**Recorded information:**
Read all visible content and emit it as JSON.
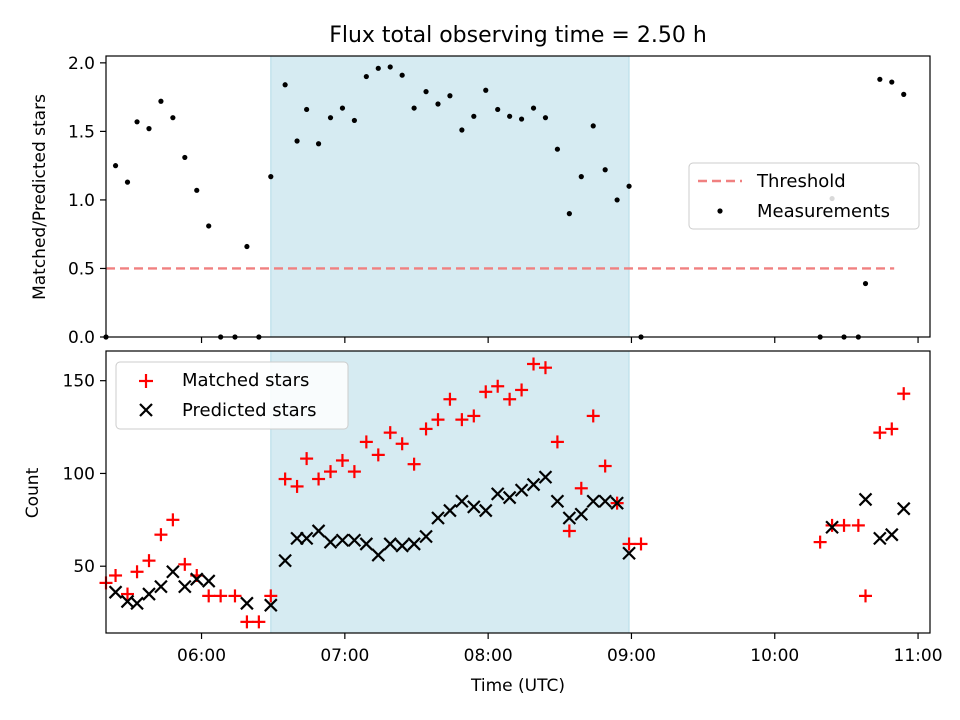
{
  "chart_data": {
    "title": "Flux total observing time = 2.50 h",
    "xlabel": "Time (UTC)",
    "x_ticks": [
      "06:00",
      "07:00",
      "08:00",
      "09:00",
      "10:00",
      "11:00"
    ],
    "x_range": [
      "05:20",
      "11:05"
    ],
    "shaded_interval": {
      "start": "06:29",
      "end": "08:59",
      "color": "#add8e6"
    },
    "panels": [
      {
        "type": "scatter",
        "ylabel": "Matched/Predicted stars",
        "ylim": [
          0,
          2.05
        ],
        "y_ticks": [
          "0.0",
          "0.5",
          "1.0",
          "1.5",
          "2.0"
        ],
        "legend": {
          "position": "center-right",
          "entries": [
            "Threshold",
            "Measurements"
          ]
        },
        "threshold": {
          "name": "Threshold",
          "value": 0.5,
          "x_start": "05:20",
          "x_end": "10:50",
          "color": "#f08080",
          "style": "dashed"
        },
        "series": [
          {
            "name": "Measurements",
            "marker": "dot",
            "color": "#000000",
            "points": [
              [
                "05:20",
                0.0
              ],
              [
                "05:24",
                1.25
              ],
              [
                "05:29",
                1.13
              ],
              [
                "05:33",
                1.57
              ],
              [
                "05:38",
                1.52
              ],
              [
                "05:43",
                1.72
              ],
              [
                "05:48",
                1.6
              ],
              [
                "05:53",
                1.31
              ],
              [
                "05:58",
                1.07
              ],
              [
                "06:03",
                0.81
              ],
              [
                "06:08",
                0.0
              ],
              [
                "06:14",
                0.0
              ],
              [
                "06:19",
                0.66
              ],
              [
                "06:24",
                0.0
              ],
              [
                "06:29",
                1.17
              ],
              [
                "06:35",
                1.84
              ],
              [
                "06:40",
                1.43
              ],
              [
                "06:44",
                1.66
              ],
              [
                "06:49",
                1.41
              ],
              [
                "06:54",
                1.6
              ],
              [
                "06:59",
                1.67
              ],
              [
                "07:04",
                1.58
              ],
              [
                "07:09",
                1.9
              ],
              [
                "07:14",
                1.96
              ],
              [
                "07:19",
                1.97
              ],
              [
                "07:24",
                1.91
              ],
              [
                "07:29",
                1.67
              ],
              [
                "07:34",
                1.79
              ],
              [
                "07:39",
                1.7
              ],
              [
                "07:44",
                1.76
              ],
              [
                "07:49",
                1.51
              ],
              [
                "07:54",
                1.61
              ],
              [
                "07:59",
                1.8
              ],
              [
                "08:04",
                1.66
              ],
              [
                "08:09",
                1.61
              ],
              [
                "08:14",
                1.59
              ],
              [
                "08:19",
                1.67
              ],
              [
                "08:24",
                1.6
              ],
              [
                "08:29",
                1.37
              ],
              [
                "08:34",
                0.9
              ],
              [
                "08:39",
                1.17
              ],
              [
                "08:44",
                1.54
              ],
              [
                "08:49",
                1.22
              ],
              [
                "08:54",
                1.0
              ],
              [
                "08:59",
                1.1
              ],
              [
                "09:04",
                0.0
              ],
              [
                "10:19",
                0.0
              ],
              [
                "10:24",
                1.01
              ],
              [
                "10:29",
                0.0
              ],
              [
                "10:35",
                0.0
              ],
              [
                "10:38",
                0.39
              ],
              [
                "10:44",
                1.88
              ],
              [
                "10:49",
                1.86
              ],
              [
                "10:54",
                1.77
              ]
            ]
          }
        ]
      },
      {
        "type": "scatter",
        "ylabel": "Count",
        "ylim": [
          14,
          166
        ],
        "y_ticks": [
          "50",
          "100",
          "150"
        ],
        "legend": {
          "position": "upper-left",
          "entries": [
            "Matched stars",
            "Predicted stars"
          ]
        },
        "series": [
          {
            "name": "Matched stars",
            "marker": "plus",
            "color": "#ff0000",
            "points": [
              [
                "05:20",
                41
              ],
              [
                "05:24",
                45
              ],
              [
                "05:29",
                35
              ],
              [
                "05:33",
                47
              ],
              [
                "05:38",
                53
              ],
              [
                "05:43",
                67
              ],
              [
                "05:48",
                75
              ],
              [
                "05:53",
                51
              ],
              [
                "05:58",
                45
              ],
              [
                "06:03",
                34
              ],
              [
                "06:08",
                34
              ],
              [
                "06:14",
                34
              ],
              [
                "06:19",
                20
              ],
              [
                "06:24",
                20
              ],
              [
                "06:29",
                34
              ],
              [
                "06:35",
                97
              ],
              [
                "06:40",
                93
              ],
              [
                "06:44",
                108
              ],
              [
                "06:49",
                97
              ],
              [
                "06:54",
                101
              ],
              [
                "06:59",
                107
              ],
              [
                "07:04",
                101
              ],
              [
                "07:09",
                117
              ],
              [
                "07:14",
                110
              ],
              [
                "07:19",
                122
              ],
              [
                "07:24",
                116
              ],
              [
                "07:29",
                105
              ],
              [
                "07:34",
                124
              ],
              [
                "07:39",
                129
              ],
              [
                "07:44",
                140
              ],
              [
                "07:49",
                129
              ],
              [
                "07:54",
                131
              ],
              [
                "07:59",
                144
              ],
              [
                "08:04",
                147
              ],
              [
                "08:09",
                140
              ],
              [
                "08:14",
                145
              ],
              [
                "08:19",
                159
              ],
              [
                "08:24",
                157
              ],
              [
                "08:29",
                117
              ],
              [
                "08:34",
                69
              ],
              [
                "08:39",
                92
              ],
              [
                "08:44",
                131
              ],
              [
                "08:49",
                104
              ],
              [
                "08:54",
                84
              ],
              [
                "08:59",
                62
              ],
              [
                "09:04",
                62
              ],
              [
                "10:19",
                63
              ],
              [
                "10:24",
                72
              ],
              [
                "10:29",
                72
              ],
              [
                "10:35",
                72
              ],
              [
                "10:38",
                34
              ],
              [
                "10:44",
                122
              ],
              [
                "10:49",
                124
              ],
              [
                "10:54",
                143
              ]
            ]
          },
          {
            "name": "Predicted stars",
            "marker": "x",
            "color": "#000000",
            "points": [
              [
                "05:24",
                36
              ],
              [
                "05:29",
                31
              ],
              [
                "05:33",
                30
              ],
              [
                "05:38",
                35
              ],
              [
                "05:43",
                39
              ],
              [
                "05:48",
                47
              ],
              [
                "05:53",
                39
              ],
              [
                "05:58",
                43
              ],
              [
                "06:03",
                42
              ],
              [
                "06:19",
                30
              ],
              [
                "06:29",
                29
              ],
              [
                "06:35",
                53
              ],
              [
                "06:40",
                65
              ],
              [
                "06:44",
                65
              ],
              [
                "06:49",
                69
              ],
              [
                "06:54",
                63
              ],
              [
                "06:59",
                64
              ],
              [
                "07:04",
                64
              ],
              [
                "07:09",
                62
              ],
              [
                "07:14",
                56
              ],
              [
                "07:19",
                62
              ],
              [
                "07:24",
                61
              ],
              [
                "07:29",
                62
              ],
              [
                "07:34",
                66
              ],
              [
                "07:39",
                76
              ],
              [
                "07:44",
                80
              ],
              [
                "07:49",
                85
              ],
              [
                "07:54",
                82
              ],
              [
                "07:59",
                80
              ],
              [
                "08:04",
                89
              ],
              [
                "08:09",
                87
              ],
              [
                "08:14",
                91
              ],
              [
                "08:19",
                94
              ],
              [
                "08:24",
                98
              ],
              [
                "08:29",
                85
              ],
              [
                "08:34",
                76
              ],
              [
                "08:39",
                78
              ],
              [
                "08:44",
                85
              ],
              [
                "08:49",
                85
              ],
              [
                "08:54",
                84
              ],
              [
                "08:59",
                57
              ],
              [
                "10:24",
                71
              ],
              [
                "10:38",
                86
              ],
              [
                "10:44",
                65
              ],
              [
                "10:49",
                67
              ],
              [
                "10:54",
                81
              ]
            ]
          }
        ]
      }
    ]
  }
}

**Aim of the exercise:** Sift through the entries and copy every line with "Predicted".

**Finished exercise:**
        "ylabel": "Matched/Predicted stars",
            "Predicted stars"
            "name": "Predicted stars",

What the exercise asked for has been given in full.